What to work on: Sift the material for lines containing "Long", and return them.

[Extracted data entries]
BEGIN

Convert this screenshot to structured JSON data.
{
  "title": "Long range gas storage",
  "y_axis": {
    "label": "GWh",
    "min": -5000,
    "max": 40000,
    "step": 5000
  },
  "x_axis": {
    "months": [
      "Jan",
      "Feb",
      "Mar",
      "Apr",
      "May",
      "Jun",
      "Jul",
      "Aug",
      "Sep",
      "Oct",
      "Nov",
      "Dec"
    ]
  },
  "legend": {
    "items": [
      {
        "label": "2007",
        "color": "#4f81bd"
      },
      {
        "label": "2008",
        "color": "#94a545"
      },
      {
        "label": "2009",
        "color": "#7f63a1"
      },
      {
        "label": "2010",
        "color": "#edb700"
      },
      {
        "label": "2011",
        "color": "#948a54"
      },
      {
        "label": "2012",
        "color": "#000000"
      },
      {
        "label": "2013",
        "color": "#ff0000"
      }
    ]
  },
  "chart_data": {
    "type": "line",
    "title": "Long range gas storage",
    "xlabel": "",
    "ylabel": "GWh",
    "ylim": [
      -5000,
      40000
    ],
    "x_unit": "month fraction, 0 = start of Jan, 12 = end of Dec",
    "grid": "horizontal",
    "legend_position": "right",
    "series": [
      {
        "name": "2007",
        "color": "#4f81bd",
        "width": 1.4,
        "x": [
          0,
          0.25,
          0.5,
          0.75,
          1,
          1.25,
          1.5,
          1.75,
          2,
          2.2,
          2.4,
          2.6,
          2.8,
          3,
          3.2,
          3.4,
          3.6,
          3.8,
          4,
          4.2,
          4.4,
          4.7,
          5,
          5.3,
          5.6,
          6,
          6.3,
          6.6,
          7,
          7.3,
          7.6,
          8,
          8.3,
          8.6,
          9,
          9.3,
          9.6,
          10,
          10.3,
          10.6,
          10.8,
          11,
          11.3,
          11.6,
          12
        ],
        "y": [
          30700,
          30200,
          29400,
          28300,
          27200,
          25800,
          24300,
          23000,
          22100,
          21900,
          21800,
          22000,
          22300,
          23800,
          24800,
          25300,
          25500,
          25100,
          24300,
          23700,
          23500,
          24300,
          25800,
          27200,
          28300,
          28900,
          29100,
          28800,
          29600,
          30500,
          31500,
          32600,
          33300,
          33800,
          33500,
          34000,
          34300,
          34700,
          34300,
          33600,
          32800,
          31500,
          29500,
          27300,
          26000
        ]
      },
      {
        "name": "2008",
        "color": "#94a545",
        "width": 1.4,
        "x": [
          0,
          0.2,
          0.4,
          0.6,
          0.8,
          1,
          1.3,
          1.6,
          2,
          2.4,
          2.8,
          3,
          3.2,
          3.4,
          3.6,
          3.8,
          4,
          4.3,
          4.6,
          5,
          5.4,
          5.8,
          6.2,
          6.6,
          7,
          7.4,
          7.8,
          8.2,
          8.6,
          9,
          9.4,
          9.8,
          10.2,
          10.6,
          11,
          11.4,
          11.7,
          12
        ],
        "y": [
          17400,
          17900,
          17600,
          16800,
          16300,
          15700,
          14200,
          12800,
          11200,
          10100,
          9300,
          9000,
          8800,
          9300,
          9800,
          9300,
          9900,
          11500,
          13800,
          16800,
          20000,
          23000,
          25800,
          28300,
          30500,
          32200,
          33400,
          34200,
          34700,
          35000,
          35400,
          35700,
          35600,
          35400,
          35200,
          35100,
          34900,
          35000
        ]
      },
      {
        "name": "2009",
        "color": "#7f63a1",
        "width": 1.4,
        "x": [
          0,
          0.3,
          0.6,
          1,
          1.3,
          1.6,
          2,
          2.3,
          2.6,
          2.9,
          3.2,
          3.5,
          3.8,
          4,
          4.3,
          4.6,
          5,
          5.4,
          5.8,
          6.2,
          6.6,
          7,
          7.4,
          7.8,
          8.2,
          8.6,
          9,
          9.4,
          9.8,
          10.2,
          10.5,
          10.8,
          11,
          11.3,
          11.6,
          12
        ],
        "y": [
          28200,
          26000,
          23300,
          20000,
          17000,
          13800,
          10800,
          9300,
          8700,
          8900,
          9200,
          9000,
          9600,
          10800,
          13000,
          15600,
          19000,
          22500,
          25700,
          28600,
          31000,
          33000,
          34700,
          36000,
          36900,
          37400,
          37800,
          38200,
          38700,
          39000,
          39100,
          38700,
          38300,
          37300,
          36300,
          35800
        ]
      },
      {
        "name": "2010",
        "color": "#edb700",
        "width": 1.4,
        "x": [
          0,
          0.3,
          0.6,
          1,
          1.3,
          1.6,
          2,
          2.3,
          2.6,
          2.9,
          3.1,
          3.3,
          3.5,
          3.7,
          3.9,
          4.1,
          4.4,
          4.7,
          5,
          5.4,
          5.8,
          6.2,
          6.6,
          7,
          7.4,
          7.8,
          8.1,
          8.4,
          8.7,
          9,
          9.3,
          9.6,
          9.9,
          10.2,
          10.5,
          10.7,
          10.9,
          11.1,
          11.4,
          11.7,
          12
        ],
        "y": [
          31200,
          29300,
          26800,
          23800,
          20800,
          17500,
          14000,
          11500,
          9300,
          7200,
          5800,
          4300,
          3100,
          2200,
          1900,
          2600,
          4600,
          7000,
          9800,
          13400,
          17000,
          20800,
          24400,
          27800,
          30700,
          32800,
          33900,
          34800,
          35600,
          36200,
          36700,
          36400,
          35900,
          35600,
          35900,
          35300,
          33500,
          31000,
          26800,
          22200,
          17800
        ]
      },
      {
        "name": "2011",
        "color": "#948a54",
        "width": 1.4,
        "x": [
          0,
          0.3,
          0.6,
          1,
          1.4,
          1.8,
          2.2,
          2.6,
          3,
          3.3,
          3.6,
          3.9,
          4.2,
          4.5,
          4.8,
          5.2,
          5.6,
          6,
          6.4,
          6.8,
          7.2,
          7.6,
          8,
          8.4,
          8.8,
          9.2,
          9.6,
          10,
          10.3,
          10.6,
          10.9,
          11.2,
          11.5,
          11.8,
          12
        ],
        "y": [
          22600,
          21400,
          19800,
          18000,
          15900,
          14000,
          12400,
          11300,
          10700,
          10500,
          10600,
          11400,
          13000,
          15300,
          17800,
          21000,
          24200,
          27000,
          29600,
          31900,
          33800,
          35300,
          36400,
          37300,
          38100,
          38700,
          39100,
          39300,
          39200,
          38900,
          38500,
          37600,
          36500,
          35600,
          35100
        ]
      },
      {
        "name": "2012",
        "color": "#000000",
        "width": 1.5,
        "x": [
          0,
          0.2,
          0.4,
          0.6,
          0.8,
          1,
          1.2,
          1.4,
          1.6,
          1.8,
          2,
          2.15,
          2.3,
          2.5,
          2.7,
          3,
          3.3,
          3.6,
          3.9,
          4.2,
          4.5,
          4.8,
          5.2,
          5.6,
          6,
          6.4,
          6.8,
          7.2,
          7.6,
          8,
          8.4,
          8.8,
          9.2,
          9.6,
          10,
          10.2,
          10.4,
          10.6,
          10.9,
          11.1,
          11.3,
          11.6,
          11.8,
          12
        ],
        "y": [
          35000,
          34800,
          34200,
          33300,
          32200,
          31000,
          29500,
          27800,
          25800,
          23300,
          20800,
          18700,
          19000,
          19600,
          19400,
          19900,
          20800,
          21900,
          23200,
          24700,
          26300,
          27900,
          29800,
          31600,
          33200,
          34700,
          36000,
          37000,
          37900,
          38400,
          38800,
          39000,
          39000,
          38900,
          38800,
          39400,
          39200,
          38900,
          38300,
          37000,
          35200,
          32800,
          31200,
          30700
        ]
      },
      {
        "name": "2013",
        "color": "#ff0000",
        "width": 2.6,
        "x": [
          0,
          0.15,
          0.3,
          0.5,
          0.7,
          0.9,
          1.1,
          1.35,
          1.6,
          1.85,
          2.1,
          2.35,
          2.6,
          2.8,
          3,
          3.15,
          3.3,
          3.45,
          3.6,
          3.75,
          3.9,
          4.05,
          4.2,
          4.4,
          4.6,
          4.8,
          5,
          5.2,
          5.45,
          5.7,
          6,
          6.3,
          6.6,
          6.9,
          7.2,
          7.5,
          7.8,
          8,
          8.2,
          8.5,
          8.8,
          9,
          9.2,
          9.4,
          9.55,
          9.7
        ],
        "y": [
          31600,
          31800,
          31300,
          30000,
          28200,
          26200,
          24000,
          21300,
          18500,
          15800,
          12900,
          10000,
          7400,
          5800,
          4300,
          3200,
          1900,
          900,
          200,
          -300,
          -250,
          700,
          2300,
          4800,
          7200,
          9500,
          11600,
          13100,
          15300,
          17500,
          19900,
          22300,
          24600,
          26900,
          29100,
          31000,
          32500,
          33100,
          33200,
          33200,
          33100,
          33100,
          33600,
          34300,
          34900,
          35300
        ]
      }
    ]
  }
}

END

Answer below:
  "title": "Long range gas storage",
    "title": "Long range gas storage",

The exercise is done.